#### Available data
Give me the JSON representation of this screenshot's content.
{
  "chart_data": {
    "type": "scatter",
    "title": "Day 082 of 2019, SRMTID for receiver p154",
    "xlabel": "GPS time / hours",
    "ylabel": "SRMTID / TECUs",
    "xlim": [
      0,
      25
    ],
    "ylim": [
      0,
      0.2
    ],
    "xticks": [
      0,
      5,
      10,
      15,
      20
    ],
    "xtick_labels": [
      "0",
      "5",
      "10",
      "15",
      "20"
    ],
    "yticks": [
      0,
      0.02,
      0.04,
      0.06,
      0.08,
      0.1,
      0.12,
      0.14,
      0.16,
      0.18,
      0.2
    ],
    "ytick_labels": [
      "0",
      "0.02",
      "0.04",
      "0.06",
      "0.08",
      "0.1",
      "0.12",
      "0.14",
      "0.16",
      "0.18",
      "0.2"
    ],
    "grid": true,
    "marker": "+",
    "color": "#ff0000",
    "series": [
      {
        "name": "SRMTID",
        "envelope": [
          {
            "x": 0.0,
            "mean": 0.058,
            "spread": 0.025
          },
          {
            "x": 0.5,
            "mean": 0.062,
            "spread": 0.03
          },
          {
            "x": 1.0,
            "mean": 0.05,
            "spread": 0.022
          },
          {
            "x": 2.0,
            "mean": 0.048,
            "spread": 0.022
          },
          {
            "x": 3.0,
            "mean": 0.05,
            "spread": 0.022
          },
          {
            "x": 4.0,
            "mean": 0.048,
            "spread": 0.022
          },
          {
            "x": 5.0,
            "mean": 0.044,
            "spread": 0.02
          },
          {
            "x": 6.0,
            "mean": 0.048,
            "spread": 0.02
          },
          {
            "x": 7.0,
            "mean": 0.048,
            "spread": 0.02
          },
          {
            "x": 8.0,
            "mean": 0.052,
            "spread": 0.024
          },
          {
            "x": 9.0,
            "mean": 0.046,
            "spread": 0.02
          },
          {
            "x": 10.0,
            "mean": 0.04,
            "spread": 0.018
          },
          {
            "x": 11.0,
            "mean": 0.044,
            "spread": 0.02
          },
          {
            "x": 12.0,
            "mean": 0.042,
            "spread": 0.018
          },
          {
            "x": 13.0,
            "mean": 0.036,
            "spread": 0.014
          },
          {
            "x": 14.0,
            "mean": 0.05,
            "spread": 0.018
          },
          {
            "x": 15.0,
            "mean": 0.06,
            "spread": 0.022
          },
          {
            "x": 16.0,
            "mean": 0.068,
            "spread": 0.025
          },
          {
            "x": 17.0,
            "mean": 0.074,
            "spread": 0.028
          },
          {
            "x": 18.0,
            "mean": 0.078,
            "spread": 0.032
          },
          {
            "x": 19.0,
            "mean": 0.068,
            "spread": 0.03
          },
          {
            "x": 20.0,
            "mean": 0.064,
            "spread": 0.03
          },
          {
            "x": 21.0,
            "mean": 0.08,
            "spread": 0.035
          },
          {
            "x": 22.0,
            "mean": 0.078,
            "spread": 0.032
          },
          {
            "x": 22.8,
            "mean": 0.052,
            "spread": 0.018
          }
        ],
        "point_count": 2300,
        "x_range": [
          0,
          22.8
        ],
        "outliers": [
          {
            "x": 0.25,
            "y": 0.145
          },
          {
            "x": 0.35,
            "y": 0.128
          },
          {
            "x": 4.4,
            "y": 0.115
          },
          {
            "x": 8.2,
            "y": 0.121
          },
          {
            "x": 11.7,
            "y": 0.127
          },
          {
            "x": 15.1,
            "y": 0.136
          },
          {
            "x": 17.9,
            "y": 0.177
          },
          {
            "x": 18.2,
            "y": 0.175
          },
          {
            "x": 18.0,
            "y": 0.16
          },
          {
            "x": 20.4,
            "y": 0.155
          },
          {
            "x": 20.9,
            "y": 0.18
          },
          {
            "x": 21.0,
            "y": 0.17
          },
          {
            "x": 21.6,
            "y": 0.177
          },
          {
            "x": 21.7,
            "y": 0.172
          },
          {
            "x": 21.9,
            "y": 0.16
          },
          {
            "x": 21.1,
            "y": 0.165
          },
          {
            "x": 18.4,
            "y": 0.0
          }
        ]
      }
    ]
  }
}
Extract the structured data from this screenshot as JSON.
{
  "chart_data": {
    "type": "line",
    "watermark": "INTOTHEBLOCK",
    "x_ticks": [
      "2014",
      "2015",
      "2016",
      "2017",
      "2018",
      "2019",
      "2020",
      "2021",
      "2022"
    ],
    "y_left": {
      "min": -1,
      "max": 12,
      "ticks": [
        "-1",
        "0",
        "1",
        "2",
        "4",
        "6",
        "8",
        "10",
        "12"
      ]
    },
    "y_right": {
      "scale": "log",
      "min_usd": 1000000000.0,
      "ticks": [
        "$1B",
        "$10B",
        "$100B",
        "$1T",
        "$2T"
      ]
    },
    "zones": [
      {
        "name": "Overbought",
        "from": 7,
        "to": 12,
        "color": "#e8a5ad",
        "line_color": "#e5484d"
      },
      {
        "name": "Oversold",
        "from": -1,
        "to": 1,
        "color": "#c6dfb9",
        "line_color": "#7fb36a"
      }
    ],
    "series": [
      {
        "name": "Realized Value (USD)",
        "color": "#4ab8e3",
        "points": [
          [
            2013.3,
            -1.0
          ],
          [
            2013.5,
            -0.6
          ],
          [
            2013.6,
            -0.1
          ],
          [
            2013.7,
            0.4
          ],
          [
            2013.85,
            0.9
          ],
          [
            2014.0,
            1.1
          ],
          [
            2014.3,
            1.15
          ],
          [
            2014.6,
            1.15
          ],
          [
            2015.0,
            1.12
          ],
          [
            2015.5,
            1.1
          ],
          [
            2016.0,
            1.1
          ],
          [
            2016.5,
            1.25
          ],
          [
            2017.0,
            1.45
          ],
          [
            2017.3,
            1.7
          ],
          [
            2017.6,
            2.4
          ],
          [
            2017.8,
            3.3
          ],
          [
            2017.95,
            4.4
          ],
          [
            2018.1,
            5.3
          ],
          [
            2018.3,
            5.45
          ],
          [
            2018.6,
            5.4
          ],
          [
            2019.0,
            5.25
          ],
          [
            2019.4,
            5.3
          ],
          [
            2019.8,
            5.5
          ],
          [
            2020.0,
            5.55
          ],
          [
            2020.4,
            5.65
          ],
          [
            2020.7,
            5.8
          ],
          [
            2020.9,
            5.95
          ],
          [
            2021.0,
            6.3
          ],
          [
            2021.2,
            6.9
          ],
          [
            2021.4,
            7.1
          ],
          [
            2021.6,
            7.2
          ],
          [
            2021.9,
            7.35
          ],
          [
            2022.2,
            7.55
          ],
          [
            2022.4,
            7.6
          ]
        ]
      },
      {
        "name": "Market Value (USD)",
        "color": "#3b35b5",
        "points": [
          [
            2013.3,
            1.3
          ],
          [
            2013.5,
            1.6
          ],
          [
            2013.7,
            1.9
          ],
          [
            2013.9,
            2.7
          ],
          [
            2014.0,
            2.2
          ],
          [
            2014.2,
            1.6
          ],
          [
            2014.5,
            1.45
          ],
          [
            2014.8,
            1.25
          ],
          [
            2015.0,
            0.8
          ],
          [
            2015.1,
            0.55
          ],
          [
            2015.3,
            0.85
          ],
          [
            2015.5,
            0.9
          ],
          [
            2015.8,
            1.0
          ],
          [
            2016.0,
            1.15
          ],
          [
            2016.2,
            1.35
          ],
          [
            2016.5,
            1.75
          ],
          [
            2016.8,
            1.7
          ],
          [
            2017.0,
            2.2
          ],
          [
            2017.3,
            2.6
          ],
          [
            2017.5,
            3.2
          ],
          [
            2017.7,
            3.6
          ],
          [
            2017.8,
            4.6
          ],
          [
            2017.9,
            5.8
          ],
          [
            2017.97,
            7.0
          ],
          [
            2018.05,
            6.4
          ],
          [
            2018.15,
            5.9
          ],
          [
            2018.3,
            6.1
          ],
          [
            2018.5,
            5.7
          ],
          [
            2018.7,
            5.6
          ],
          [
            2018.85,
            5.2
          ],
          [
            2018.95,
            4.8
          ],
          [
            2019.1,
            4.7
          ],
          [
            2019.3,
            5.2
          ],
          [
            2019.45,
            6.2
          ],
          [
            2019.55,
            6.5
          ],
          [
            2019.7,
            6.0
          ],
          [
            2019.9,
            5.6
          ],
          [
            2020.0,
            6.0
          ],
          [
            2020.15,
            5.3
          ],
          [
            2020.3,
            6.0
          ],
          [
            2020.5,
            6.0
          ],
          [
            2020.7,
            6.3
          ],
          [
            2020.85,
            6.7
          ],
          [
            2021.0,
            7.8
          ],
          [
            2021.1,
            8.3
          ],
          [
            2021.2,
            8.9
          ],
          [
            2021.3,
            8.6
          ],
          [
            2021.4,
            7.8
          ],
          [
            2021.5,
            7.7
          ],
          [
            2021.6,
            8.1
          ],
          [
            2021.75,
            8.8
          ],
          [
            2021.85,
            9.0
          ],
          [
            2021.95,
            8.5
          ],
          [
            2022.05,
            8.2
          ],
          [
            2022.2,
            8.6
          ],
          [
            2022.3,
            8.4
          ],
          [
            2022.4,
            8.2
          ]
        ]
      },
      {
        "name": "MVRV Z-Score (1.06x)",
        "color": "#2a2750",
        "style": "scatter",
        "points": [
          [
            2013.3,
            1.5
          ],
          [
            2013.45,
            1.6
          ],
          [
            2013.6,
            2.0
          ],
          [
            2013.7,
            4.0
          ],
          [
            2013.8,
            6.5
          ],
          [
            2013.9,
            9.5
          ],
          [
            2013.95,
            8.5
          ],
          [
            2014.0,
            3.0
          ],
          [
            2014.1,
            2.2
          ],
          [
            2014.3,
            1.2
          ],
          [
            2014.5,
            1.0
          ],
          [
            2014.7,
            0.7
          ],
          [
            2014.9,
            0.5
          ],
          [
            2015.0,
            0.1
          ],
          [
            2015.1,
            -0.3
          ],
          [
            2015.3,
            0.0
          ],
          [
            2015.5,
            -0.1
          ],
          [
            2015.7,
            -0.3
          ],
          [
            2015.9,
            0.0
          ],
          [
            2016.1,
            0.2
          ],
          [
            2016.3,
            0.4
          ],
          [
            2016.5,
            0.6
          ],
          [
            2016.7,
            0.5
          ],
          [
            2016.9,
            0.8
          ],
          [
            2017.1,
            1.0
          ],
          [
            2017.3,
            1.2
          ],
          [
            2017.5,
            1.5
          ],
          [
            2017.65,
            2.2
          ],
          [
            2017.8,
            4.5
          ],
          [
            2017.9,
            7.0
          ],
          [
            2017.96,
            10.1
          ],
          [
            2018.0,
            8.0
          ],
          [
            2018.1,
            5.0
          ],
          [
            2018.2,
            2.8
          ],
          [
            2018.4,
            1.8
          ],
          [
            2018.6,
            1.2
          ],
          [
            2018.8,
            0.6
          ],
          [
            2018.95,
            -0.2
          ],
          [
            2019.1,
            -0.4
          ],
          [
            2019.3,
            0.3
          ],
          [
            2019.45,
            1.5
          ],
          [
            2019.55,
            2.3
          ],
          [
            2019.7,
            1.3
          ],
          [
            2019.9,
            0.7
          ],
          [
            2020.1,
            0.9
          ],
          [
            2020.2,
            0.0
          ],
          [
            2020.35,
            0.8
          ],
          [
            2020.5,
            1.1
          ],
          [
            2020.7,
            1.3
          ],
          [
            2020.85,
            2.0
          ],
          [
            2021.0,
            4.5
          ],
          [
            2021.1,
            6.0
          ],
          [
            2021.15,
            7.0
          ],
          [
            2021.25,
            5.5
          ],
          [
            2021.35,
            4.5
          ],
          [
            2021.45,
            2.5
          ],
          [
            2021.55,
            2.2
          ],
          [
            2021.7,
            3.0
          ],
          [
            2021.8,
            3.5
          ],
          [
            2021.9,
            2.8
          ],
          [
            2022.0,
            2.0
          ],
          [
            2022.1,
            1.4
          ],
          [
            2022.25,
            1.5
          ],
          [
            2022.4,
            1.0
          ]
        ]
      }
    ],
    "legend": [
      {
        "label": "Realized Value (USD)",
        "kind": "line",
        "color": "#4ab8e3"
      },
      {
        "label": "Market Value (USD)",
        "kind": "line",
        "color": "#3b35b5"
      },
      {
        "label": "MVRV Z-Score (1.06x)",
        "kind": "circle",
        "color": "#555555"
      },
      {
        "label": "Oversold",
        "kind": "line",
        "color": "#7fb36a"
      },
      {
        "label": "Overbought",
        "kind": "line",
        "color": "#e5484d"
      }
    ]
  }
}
########
◆ What is required ◆
State the number of lines holding the word "screenshot" in the listing. Add nothing else.

◆ Answer for this exercise ◆
2